- **Exercise**:
Reproduce every line below word for word, leaving each character and number unchanged.

Entries for labeled regions:
────
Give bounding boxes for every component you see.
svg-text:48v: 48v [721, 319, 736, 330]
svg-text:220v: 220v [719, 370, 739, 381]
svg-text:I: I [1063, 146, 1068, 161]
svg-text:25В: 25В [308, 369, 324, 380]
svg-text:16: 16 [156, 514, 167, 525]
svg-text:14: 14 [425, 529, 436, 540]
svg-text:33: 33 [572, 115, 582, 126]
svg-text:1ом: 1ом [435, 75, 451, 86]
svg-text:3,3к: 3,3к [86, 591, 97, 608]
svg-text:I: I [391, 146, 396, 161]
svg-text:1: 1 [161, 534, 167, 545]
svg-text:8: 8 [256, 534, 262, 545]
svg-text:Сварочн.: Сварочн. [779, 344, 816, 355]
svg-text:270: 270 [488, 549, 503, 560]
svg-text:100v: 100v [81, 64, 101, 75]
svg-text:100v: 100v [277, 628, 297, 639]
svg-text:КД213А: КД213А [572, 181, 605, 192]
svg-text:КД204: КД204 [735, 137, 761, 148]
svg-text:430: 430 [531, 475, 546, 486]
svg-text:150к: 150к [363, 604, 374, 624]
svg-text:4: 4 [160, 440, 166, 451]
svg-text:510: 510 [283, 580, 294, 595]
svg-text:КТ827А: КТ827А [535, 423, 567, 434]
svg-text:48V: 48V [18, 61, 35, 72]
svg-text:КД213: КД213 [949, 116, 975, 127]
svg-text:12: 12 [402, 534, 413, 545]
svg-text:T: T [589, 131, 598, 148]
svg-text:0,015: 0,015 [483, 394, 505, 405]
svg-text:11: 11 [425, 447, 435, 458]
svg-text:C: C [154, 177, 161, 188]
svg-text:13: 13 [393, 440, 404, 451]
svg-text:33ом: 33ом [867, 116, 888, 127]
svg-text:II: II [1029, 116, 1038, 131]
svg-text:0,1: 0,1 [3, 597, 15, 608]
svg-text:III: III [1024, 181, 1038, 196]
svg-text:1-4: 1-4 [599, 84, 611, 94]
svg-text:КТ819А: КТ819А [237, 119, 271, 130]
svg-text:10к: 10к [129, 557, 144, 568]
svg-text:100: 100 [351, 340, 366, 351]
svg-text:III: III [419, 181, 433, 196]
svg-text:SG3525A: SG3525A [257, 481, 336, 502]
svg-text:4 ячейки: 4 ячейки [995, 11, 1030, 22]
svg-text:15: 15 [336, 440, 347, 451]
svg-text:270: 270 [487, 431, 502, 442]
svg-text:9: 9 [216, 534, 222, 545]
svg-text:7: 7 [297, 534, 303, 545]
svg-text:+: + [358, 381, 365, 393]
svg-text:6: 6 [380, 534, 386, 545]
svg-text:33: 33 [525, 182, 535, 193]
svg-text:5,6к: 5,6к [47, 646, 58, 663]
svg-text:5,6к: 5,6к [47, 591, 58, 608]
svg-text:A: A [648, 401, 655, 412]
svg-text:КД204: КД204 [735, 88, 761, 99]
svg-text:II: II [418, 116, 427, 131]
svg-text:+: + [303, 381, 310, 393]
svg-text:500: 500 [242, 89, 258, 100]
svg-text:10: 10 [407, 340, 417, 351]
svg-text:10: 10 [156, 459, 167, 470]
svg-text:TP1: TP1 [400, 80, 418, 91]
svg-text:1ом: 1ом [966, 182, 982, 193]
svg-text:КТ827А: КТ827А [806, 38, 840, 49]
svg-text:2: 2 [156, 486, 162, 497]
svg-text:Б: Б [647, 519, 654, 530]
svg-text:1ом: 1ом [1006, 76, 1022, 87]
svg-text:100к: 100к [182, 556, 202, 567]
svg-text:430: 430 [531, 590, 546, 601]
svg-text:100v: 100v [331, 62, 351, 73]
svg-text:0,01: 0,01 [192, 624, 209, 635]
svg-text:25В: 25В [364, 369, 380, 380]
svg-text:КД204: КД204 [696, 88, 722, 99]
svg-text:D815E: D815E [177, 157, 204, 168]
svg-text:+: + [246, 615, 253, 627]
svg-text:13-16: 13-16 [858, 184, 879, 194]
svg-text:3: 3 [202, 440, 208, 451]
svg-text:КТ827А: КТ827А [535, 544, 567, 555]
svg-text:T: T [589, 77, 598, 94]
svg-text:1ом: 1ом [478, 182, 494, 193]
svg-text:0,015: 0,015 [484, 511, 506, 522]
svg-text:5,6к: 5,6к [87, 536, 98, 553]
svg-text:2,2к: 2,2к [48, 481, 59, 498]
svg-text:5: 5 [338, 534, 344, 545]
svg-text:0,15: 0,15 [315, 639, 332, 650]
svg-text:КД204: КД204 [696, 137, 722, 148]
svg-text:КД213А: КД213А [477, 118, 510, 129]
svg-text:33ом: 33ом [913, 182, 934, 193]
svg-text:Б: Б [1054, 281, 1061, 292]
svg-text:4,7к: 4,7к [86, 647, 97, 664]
────
- **Task result**:
Give bounding boxes for every component you see.
svg-text:48v: 48v [721, 319, 736, 330]
svg-text:220v: 220v [719, 370, 739, 381]
svg-text:I: I [1063, 146, 1068, 161]
svg-text:25В: 25В [308, 369, 324, 380]
svg-text:16: 16 [156, 514, 167, 525]
svg-text:14: 14 [425, 529, 436, 540]
svg-text:33: 33 [572, 115, 582, 126]
svg-text:1ом: 1ом [435, 75, 451, 86]
svg-text:3,3к: 3,3к [86, 591, 97, 608]
svg-text:I: I [391, 146, 396, 161]
svg-text:1: 1 [161, 534, 167, 545]
svg-text:8: 8 [256, 534, 262, 545]
svg-text:Сварочн.: Сварочн. [779, 344, 816, 355]
svg-text:270: 270 [488, 549, 503, 560]
svg-text:100v: 100v [81, 64, 101, 75]
svg-text:100v: 100v [277, 628, 297, 639]
svg-text:КД213А: КД213А [572, 181, 605, 192]
svg-text:КД204: КД204 [735, 137, 761, 148]
svg-text:430: 430 [531, 475, 546, 486]
svg-text:150к: 150к [363, 604, 374, 624]
svg-text:4: 4 [160, 440, 166, 451]
svg-text:510: 510 [283, 580, 294, 595]
svg-text:КТ827А: КТ827А [535, 423, 567, 434]
svg-text:48V: 48V [18, 61, 35, 72]
svg-text:КД213: КД213 [949, 116, 975, 127]
svg-text:12: 12 [402, 534, 413, 545]
svg-text:T: T [589, 131, 598, 148]
svg-text:0,015: 0,015 [483, 394, 505, 405]
svg-text:11: 11 [425, 447, 435, 458]
svg-text:C: C [154, 177, 161, 188]
svg-text:13: 13 [393, 440, 404, 451]
svg-text:33ом: 33ом [867, 116, 888, 127]
svg-text:II: II [1029, 116, 1038, 131]
svg-text:0,1: 0,1 [3, 597, 15, 608]
svg-text:III: III [1024, 181, 1038, 196]
svg-text:1-4: 1-4 [599, 84, 611, 94]
svg-text:КТ819А: КТ819А [237, 119, 271, 130]
svg-text:10к: 10к [129, 557, 144, 568]
svg-text:100: 100 [351, 340, 366, 351]
svg-text:III: III [419, 181, 433, 196]
svg-text:SG3525A: SG3525A [257, 481, 336, 502]
svg-text:4 ячейки: 4 ячейки [995, 11, 1030, 22]
svg-text:15: 15 [336, 440, 347, 451]
svg-text:270: 270 [487, 431, 502, 442]
svg-text:9: 9 [216, 534, 222, 545]
svg-text:7: 7 [297, 534, 303, 545]
svg-text:+: + [358, 381, 365, 393]
svg-text:6: 6 [380, 534, 386, 545]
svg-text:33: 33 [525, 182, 535, 193]
svg-text:5,6к: 5,6к [47, 646, 58, 663]
svg-text:5,6к: 5,6к [47, 591, 58, 608]
svg-text:A: A [648, 401, 655, 412]
svg-text:КД204: КД204 [735, 88, 761, 99]
svg-text:II: II [418, 116, 427, 131]
svg-text:+: + [303, 381, 310, 393]
svg-text:500: 500 [242, 89, 258, 100]
svg-text:10: 10 [407, 340, 417, 351]
svg-text:10: 10 [156, 459, 167, 470]
svg-text:TP1: TP1 [400, 80, 418, 91]
svg-text:1ом: 1ом [966, 182, 982, 193]
svg-text:КТ827А: КТ827А [806, 38, 840, 49]
svg-text:2: 2 [156, 486, 162, 497]
svg-text:Б: Б [647, 519, 654, 530]
svg-text:1ом: 1ом [1006, 76, 1022, 87]
svg-text:100к: 100к [182, 556, 202, 567]
svg-text:430: 430 [531, 590, 546, 601]
svg-text:100v: 100v [331, 62, 351, 73]
svg-text:0,01: 0,01 [192, 624, 209, 635]
svg-text:25В: 25В [364, 369, 380, 380]
svg-text:КД204: КД204 [696, 88, 722, 99]
svg-text:D815E: D815E [177, 157, 204, 168]
svg-text:+: + [246, 615, 253, 627]
svg-text:13-16: 13-16 [858, 184, 879, 194]
svg-text:3: 3 [202, 440, 208, 451]
svg-text:КТ827А: КТ827А [535, 544, 567, 555]
svg-text:T: T [589, 77, 598, 94]
svg-text:1ом: 1ом [478, 182, 494, 193]
svg-text:0,015: 0,015 [484, 511, 506, 522]
svg-text:5,6к: 5,6к [87, 536, 98, 553]
svg-text:2,2к: 2,2к [48, 481, 59, 498]
svg-text:5: 5 [338, 534, 344, 545]
svg-text:0,15: 0,15 [315, 639, 332, 650]
svg-text:КД204: КД204 [696, 137, 722, 148]
svg-text:КД213А: КД213А [477, 118, 510, 129]
svg-text:33ом: 33ом [913, 182, 934, 193]
svg-text:Б: Б [1054, 281, 1061, 292]
svg-text:4,7к: 4,7к [86, 647, 97, 664]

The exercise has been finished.